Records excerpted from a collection

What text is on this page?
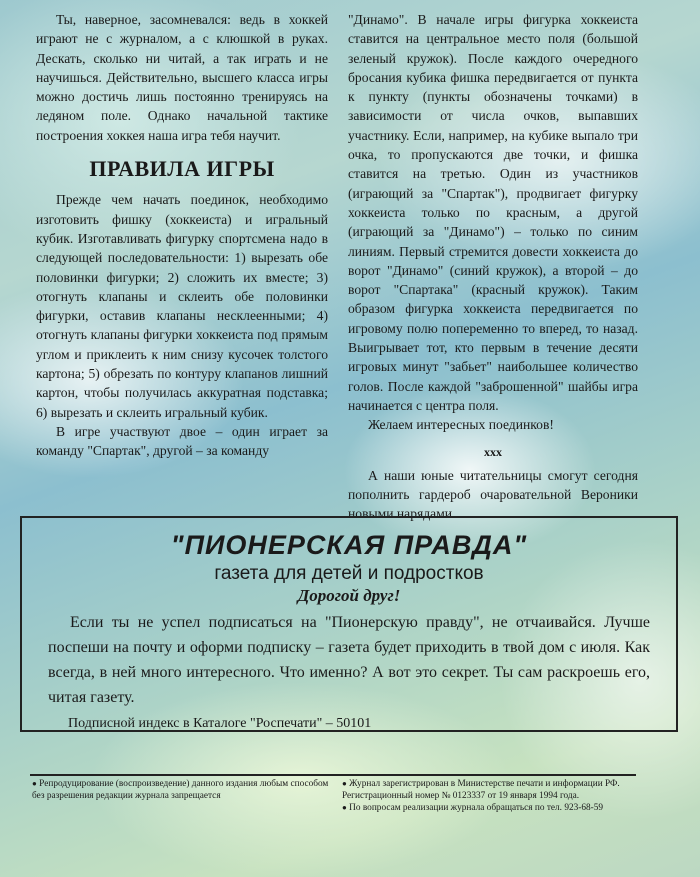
Ты, наверное, засомневался: ведь в хоккей играют не с журналом, а с клюшкой в руках. Дескать, сколько ни читай, а так играть и не научишься. Действительно, высшего класса игры можно достичь лишь постоянно тренируясь на ледяном поле. Однако начальной тактике построения хоккея наша игра тебя научит.

ПРАВИЛА ИГРЫ

Прежде чем начать поединок, необходимо изготовить фишку (хоккеиста) и игральный кубик. Изготавливать фигурку спортсмена надо в следующей последовательности: 1) вырезать обе половинки фигурки; 2) сложить их вместе; 3) отогнуть клапаны и склеить обе половинки фигурки, оставив клапаны несклеенными; 4) отогнуть клапаны фигурки хоккеиста под прямым углом и приклеить к ним снизу кусочек толстого картона; 5) обрезать по контуру клапанов лишний картон, чтобы получилась аккуратная подставка; 6) вырезать и склеить игральный кубик.

В игре участвуют двое – один играет за команду "Спартак", другой – за команду

"Динамо". В начале игры фигурка хоккеиста ставится на центральное место поля (большой зеленый кружок). После каждого очередного бросания кубика фишка передвигается от пункта к пункту (пункты обозначены точками) в зависимости от числа очков, выпавших участнику. Если, например, на кубике выпало три очка, то пропускаются две точки, и фишка ставится на третью. Один из участников (играющий за "Спартак"), продвигает фигурку хоккеиста только по красным, а другой (играющий за "Динамо") – только по синим линиям. Первый стремится довести хоккеиста до ворот "Динамо" (синий кружок), а второй – до ворот "Спартака" (красный кружок). Таким образом фигурка хоккеиста передвигается по игровому полю попеременно то вперед, то назад. Выигрывает тот, кто первым в течение десяти игровых минут "забьет" наибольшее количество голов. После каждой "заброшенной" шайбы игра начинается с центра поля.

Желаем интересных поединков!

xxx

А наши юные читательницы смогут сегодня пополнить гардероб очаровательной Вероники новыми нарядами.

"ПИОНЕРСКАЯ ПРАВДА"
газета для детей и подростков
Дорогой друг!
Если ты не успел подписаться на "Пионерскую правду", не отчаивайся. Лучше поспеши на почту и оформи подписку – газета будет приходить в твой дом с июля. Как всегда, в ней много интересного. Что именно? А вот это секрет. Ты сам раскроешь его, читая газету.
Подписной индекс в Каталоге "Роспечати" – 50101
● Репродуцирование (воспроизведение) данного издания любым способом без разрешения редакции журнала запрещается
● Журнал зарегистрирован в Министерстве печати и информации РФ. Регистрационный номер № 0123337 от 19 января 1994 года.
● По вопросам реализации журнала обращаться по тел. 923-68-59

• **What the task asks**
Go through the material and select each line with the string "другой" in it.

• **Solution for this task**
В игре участвуют двое – один играет за команду "Спартак", другой – за команду
"Динамо". В начале игры фигурка хоккеиста ставится на центральное место поля (большой зеленый кружок). После каждого очередного бросания кубика фишка передвигается от пункта к пункту (пункты обозначены точками) в зависимости от числа очков, выпавших участнику. Если, например, на кубике выпало три очка, то пропускаются две точки, и фишка ставится на третью. Один из участников (играющий за "Спартак"), продвигает фигурку хоккеиста только по красным, а другой (играющий за "Динамо") – только по синим линиям. Первый стремится довести хоккеиста до ворот "Динамо" (синий кружок), а второй – до ворот "Спартака" (красный кружок). Таким образом фигурка хоккеиста передвигается по игровому полю попеременно то вперед, то назад. Выигрывает тот, кто первым в течение десяти игровых минут "забьет" наибольшее количество голов. После каждой "заброшенной" шайбы игра начинается с центра поля.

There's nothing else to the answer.